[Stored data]
## START

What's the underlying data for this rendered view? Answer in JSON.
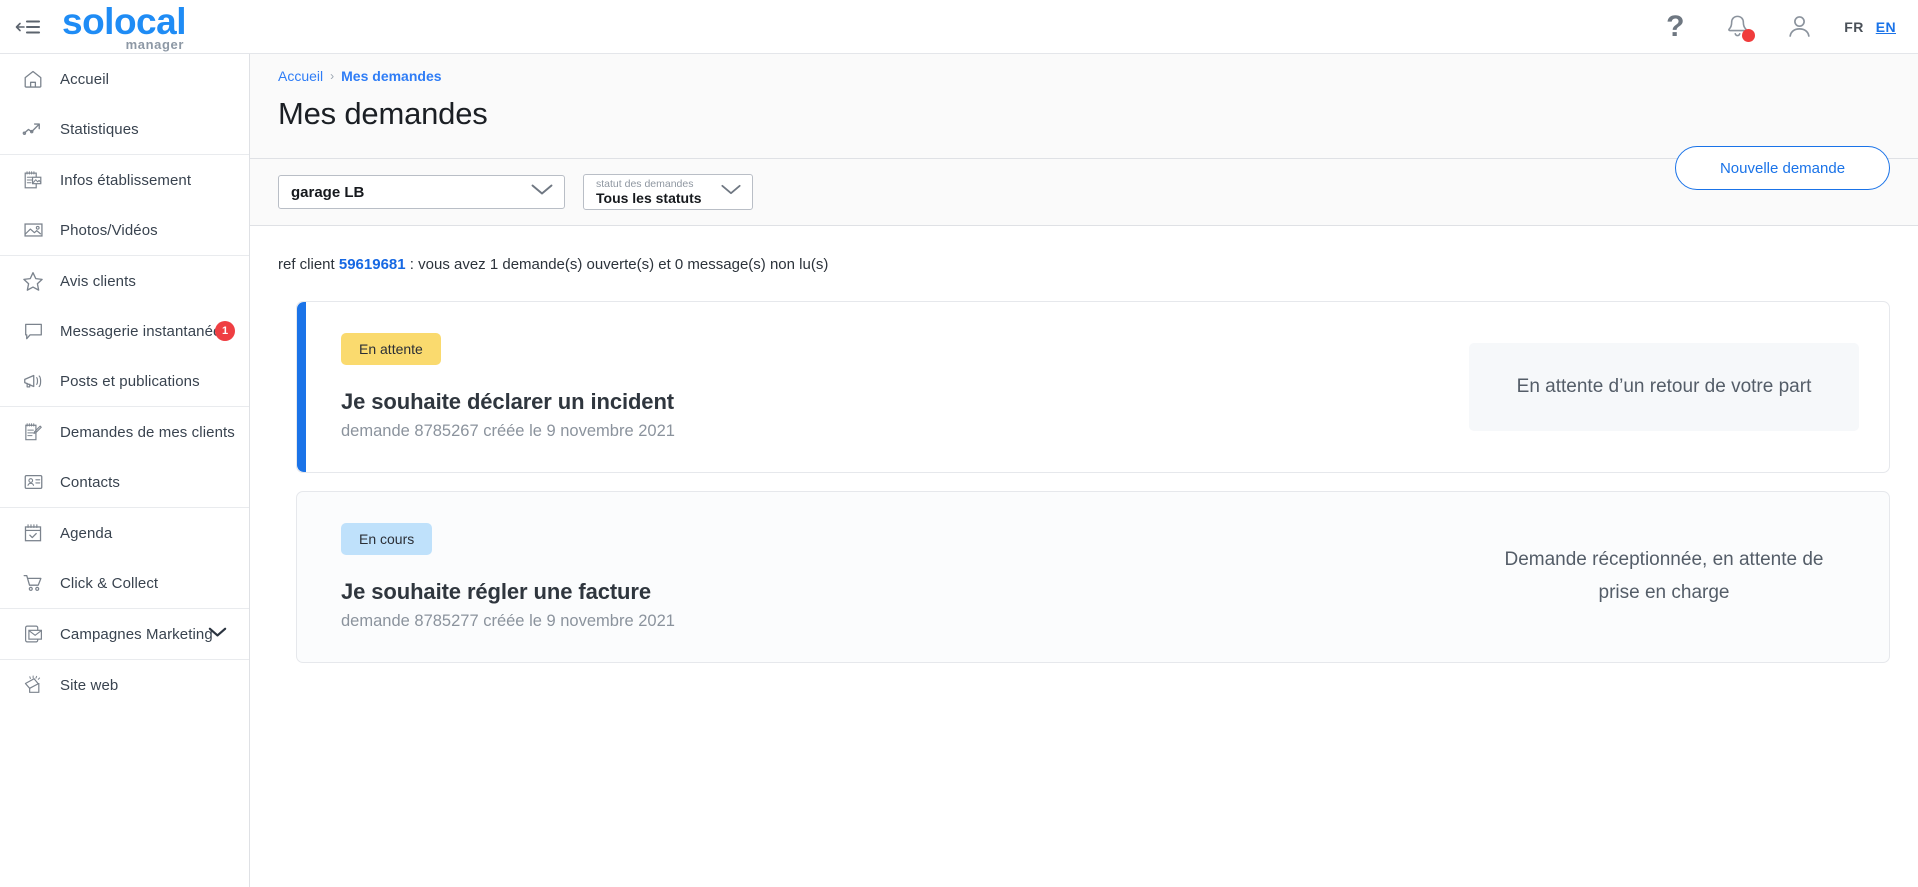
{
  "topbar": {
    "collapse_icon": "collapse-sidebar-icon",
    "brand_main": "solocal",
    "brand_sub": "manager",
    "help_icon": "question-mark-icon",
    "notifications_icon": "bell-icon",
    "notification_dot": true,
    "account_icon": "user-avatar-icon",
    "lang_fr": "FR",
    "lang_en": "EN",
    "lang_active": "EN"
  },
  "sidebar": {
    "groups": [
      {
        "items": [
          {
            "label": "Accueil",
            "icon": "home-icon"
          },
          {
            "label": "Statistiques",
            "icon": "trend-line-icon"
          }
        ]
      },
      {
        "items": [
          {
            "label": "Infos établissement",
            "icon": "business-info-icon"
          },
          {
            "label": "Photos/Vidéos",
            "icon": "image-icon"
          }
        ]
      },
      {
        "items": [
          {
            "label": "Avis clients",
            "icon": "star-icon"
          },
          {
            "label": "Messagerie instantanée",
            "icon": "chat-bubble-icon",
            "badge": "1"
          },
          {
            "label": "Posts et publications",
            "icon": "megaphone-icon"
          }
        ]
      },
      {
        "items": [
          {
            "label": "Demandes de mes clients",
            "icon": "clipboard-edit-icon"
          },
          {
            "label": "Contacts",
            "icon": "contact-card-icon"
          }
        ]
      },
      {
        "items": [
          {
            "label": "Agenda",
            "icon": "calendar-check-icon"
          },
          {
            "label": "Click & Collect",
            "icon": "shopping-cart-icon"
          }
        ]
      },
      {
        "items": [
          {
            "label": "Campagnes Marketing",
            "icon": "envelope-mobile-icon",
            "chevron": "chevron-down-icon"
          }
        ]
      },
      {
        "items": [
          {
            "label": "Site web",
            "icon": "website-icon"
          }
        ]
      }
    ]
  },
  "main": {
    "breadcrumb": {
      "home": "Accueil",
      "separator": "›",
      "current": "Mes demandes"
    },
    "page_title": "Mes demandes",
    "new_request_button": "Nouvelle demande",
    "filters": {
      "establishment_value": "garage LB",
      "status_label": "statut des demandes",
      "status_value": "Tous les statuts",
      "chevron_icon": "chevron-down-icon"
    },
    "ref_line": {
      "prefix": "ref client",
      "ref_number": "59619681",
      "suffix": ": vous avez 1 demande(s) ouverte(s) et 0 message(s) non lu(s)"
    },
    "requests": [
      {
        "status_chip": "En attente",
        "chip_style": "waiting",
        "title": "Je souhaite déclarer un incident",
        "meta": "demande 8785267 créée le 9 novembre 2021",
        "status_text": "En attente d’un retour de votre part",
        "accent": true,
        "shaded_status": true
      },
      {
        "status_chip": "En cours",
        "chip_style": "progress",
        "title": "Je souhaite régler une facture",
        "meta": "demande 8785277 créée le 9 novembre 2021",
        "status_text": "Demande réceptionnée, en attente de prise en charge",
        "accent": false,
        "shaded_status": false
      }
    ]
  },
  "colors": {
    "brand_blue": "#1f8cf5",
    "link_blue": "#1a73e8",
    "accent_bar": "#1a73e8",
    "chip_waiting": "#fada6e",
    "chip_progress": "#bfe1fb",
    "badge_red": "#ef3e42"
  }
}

## END
## START

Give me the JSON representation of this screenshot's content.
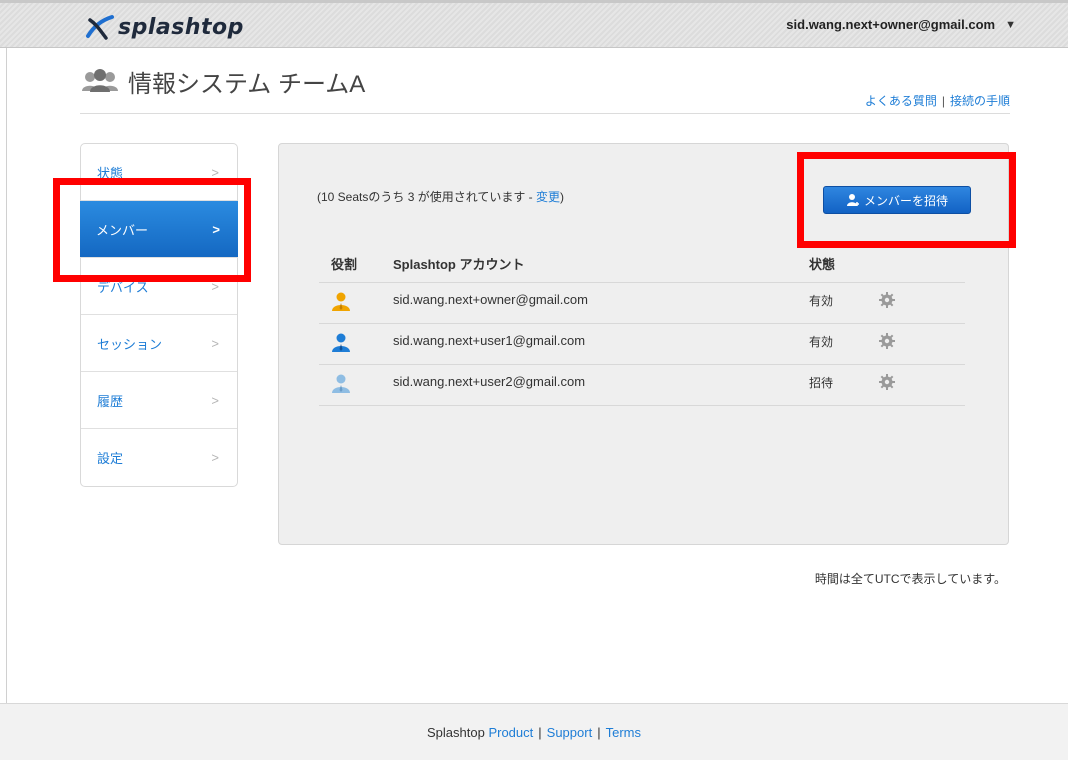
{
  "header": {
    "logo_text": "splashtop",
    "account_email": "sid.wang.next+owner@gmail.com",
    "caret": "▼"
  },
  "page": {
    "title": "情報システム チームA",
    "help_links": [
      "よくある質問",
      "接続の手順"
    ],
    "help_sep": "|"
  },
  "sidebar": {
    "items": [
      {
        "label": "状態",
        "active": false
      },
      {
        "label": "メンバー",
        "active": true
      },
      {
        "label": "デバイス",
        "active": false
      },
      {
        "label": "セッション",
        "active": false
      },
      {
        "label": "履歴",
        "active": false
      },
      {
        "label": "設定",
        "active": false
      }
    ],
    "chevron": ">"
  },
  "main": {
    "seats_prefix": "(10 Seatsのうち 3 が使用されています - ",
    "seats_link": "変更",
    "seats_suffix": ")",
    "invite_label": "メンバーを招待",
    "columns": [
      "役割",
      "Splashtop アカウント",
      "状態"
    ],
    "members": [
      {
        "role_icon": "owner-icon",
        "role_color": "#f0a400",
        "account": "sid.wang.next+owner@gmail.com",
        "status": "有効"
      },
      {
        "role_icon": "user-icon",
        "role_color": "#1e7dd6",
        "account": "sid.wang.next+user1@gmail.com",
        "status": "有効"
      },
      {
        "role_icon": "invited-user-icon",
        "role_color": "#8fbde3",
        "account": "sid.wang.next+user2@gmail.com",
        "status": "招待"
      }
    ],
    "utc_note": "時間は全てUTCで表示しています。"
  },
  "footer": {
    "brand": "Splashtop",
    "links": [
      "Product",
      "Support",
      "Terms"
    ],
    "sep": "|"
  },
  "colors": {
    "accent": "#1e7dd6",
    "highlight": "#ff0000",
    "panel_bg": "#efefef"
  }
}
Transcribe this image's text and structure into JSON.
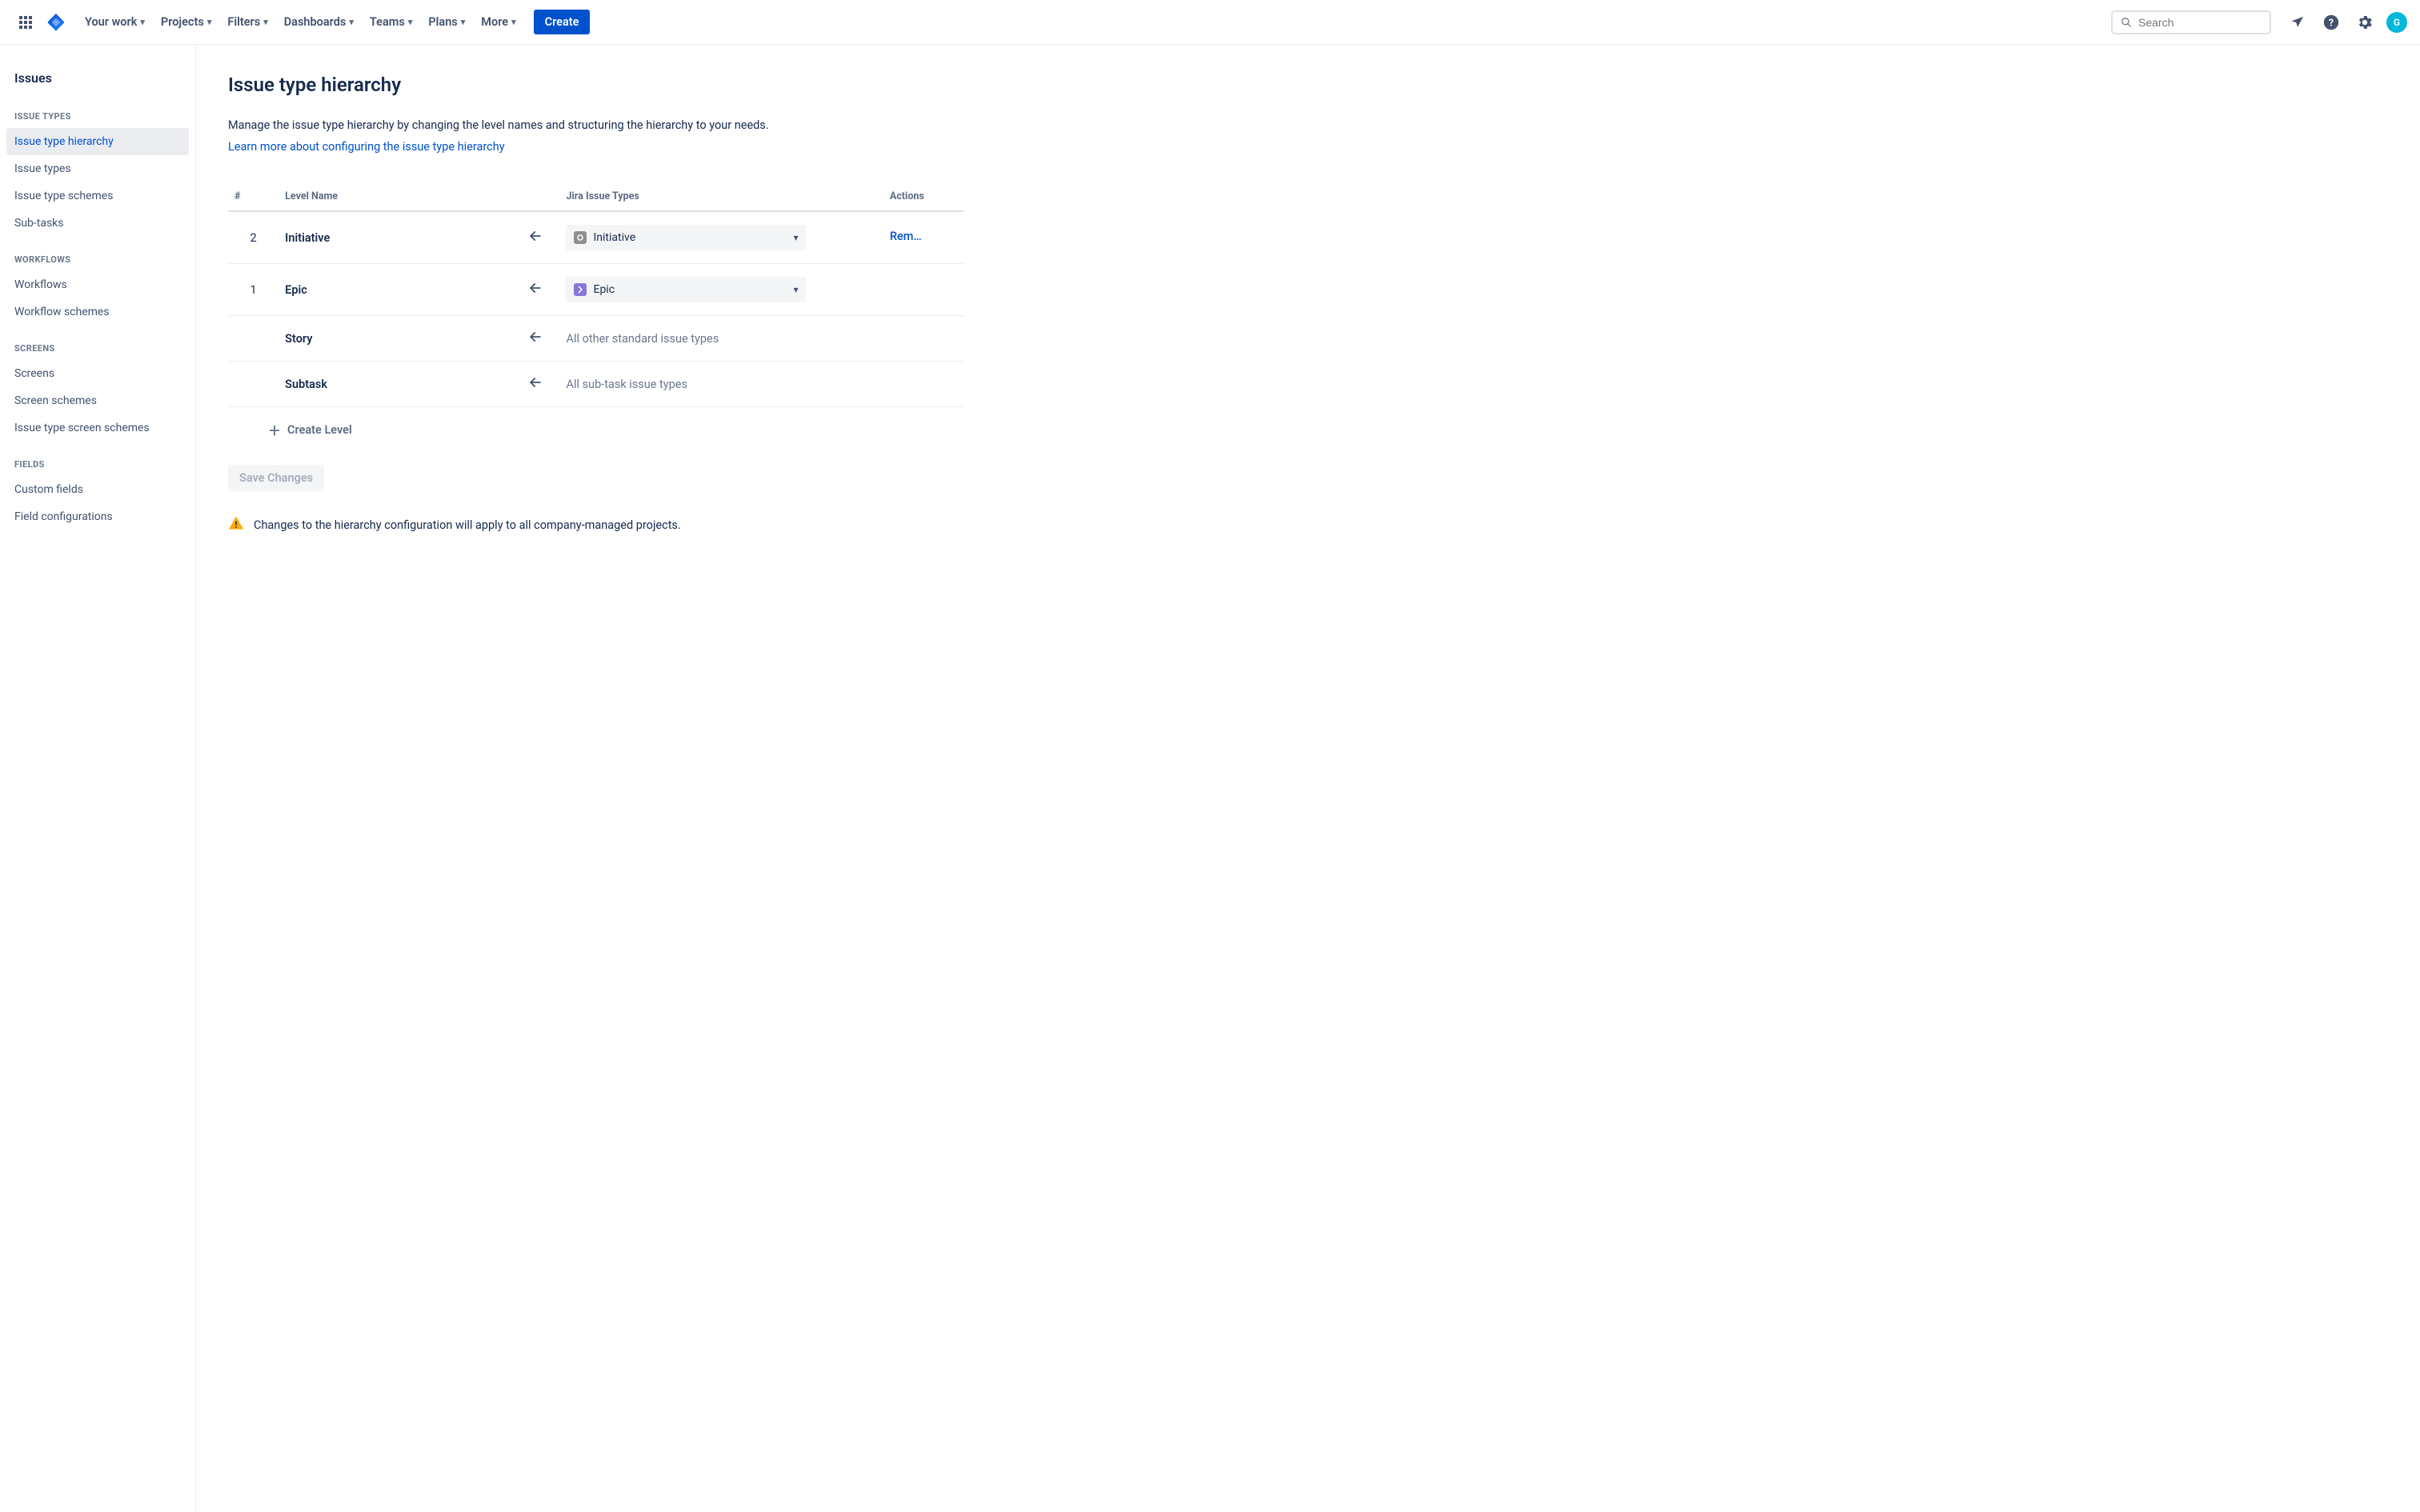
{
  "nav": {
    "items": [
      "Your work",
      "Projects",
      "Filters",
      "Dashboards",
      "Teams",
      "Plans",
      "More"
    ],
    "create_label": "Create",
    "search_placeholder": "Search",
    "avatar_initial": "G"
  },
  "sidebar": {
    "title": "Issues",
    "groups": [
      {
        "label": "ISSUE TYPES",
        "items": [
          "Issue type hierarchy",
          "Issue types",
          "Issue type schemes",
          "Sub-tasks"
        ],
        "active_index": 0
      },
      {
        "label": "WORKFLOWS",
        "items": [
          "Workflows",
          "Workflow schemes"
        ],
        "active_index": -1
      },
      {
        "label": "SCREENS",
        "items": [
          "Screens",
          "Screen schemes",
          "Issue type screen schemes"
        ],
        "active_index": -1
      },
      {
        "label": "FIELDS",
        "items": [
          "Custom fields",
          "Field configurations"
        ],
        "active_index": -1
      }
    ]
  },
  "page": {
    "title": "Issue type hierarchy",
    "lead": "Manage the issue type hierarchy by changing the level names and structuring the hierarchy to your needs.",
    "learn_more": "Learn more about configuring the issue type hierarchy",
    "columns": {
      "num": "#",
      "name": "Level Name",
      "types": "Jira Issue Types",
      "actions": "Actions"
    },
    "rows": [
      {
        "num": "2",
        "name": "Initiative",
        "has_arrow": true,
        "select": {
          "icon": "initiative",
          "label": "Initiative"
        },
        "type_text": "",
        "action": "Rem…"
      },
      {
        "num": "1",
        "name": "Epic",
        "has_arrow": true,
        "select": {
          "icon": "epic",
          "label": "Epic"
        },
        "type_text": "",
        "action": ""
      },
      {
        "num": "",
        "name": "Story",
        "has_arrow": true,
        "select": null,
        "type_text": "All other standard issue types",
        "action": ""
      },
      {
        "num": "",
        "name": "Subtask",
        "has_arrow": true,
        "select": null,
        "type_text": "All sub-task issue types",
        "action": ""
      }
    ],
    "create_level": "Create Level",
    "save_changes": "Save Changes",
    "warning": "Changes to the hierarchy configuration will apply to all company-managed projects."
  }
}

## END

* **EXERCISE AIM**: Pick out all the lines with the word "owner" in them and copy them.

* **REPLY TO THE TASK**:
    "account_email": "sid.wang.next+owner@gmail.com",
        "role_icon": "owner-icon",
        "account": "sid.wang.next+owner@gmail.com",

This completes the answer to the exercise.